─── Dataset entries ───

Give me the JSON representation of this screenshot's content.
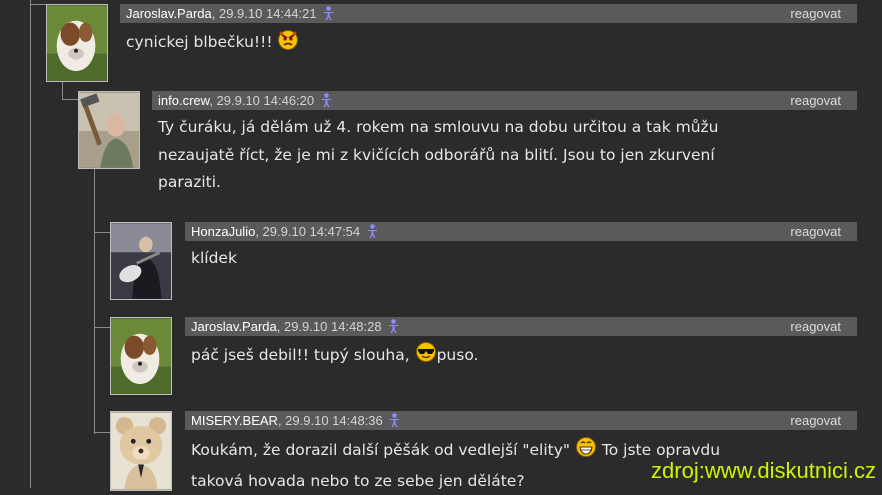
{
  "comments": [
    {
      "author": "Jaroslav.Parda",
      "date": ", 29.9.10 14:44:21",
      "reply": "reagovat",
      "text": "cynickej blbečku!!!",
      "smiley": "angry-smiley-icon"
    },
    {
      "author": "info.crew",
      "date": ", 29.9.10 14:46:20",
      "reply": "reagovat",
      "lines": [
        "Ty čuráku, já dělám už 4. rokem na smlouvu na dobu určitou a tak můžu",
        "nezaujatě říct, že je mi z kvičících odborářů na blití. Jsou to jen zkurvení",
        "paraziti."
      ]
    },
    {
      "author": "HonzaJulio",
      "date": ", 29.9.10 14:47:54",
      "reply": "reagovat",
      "text": "klídek"
    },
    {
      "author": "Jaroslav.Parda",
      "date": ", 29.9.10 14:48:28",
      "reply": "reagovat",
      "text_before": "páč jseš debil!! tupý slouha, ",
      "text_after": "puso.",
      "smiley": "cool-sunglasses-smiley-icon"
    },
    {
      "author": "MISERY.BEAR",
      "date": ", 29.9.10 14:48:36",
      "reply": "reagovat",
      "line1_before": "Koukám, že dorazil další pěšák od vedlejší \"elity\" ",
      "line1_after": " To jste opravdu",
      "line2": "taková hovada nebo to ze sebe jen děláte?",
      "smiley": "grinning-smiley-icon"
    }
  ],
  "watermark": "zdroj:www.diskutnici.cz",
  "colors": {
    "background": "#2b2b2b",
    "header": "#5a5a5a",
    "watermark": "#c9f700",
    "user_icon": "#8c8cff"
  }
}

───

• _What the exercise asks_:
Reproduce the data above in full, exactly as it is, with the pictures left out.

• _Reply_:
Give me the JSON representation of this screenshot's content.
{
  "comments": [
    {
      "author": "Jaroslav.Parda",
      "date": ", 29.9.10 14:44:21",
      "reply": "reagovat",
      "text": "cynickej blbečku!!!",
      "smiley": "angry-smiley-icon"
    },
    {
      "author": "info.crew",
      "date": ", 29.9.10 14:46:20",
      "reply": "reagovat",
      "lines": [
        "Ty čuráku, já dělám už 4. rokem na smlouvu na dobu určitou a tak můžu",
        "nezaujatě říct, že je mi z kvičících odborářů na blití. Jsou to jen zkurvení",
        "paraziti."
      ]
    },
    {
      "author": "HonzaJulio",
      "date": ", 29.9.10 14:47:54",
      "reply": "reagovat",
      "text": "klídek"
    },
    {
      "author": "Jaroslav.Parda",
      "date": ", 29.9.10 14:48:28",
      "reply": "reagovat",
      "text_before": "páč jseš debil!! tupý slouha, ",
      "text_after": "puso.",
      "smiley": "cool-sunglasses-smiley-icon"
    },
    {
      "author": "MISERY.BEAR",
      "date": ", 29.9.10 14:48:36",
      "reply": "reagovat",
      "line1_before": "Koukám, že dorazil další pěšák od vedlejší \"elity\" ",
      "line1_after": " To jste opravdu",
      "line2": "taková hovada nebo to ze sebe jen děláte?",
      "smiley": "grinning-smiley-icon"
    }
  ],
  "watermark": "zdroj:www.diskutnici.cz",
  "colors": {
    "background": "#2b2b2b",
    "header": "#5a5a5a",
    "watermark": "#c9f700",
    "user_icon": "#8c8cff"
  }
}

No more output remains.